== Exercise task ==
Pull every line that holds the word "date" from the entries.

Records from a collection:
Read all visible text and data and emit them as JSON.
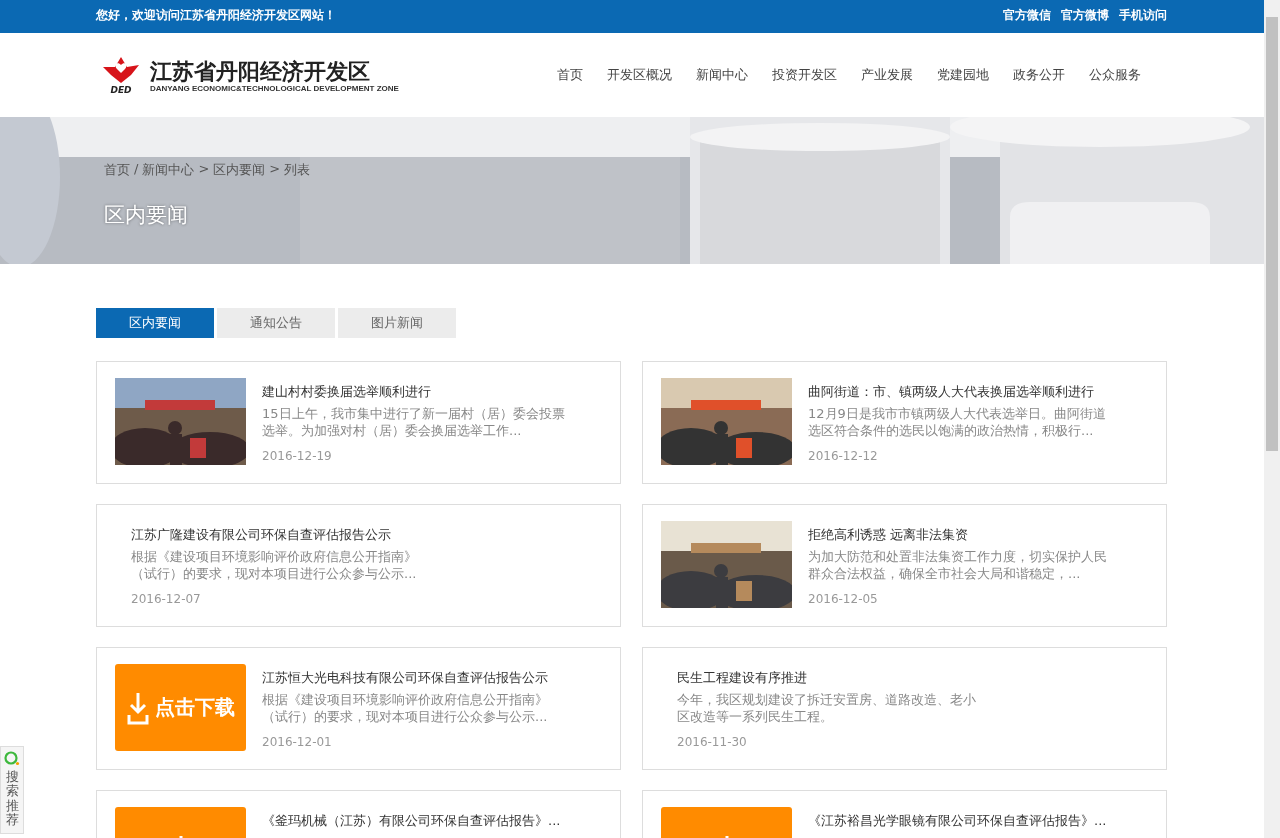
{
  "top_bar": {
    "welcome": "您好，欢迎访问江苏省丹阳经济开发区网站！",
    "links": [
      "官方微信",
      "官方微博",
      "手机访问"
    ]
  },
  "header": {
    "logo": {
      "mark_text": "DED",
      "name": "江苏省丹阳经济开发区",
      "subtitle": "DANYANG ECONOMIC&TECHNOLOGICAL DEVELOPMENT ZONE"
    },
    "nav": [
      {
        "label": "首页",
        "selected": false
      },
      {
        "label": "开发区概况",
        "selected": false
      },
      {
        "label": "新闻中心",
        "selected": false
      },
      {
        "label": "投资开发区",
        "selected": false
      },
      {
        "label": "产业发展",
        "selected": false
      },
      {
        "label": "党建园地",
        "selected": false
      },
      {
        "label": "政务公开",
        "selected": false
      },
      {
        "label": "公众服务",
        "selected": false
      }
    ]
  },
  "banner": {
    "kind": "picture",
    "breadcrumb": [
      {
        "label": "首页"
      },
      {
        "sep": "/",
        "label": "新闻中心"
      },
      {
        "sep": ">",
        "label": "区内要闻"
      },
      {
        "sep": ">",
        "label": "列表"
      }
    ],
    "title": "区内要闻"
  },
  "tabs": [
    {
      "label": "区内要闻",
      "selected": true
    },
    {
      "label": "通知公告",
      "selected": false
    },
    {
      "label": "图片新闻",
      "selected": false
    }
  ],
  "news": [
    {
      "title": "建山村村委换届选举顺利进行",
      "summary": "15日上午，我市集中进行了新一届村（居）委会投票选举。为加强对村（居）委会换届选举工作...",
      "date": "2016-12-19"
    },
    {
      "title": "曲阿街道：市、镇两级人大代表换届选举顺利进行",
      "summary": "12月9日是我市市镇两级人大代表选举日。曲阿街道选区符合条件的选民以饱满的政治热情，积极行...",
      "date": "2016-12-12"
    },
    {
      "kind": "text",
      "title": "江苏广隆建设有限公司环保自查评估报告公示",
      "summary": "根据《建设项目环境影响评价政府信息公开指南》（试行）的要求，现对本项目进行公众参与公示...",
      "date": "2016-12-07"
    },
    {
      "title": "拒绝高利诱惑 远离非法集资",
      "summary": "为加大防范和处置非法集资工作力度，切实保护人民群众合法权益，确保全市社会大局和谐稳定，...",
      "date": "2016-12-05"
    },
    {
      "kind": "download",
      "image_text": "点击下载",
      "title": "江苏恒大光电科技有限公司环保自查评估报告公示",
      "summary": "根据《建设项目环境影响评价政府信息公开指南》（试行）的要求，现对本项目进行公众参与公示...",
      "date": "2016-12-01"
    },
    {
      "kind": "text",
      "title": "民生工程建设有序推进",
      "summary": "今年，我区规划建设了拆迁安置房、道路改造、老小区改造等一系列民生工程。",
      "date": "2016-11-30"
    },
    {
      "kind": "download",
      "title": "《釜玛机械（江苏）有限公司环保自查评估报告》..."
    },
    {
      "kind": "download",
      "title": "《江苏裕昌光学眼镜有限公司环保自查评估报告》..."
    }
  ],
  "side_widget": {
    "label": "搜索推荐"
  }
}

== Answer to the task ==
      "date": "2016-12-19"
      "date": "2016-12-12"
      "date": "2016-12-07"
      "date": "2016-12-05"
      "date": "2016-12-01"
      "date": "2016-11-30"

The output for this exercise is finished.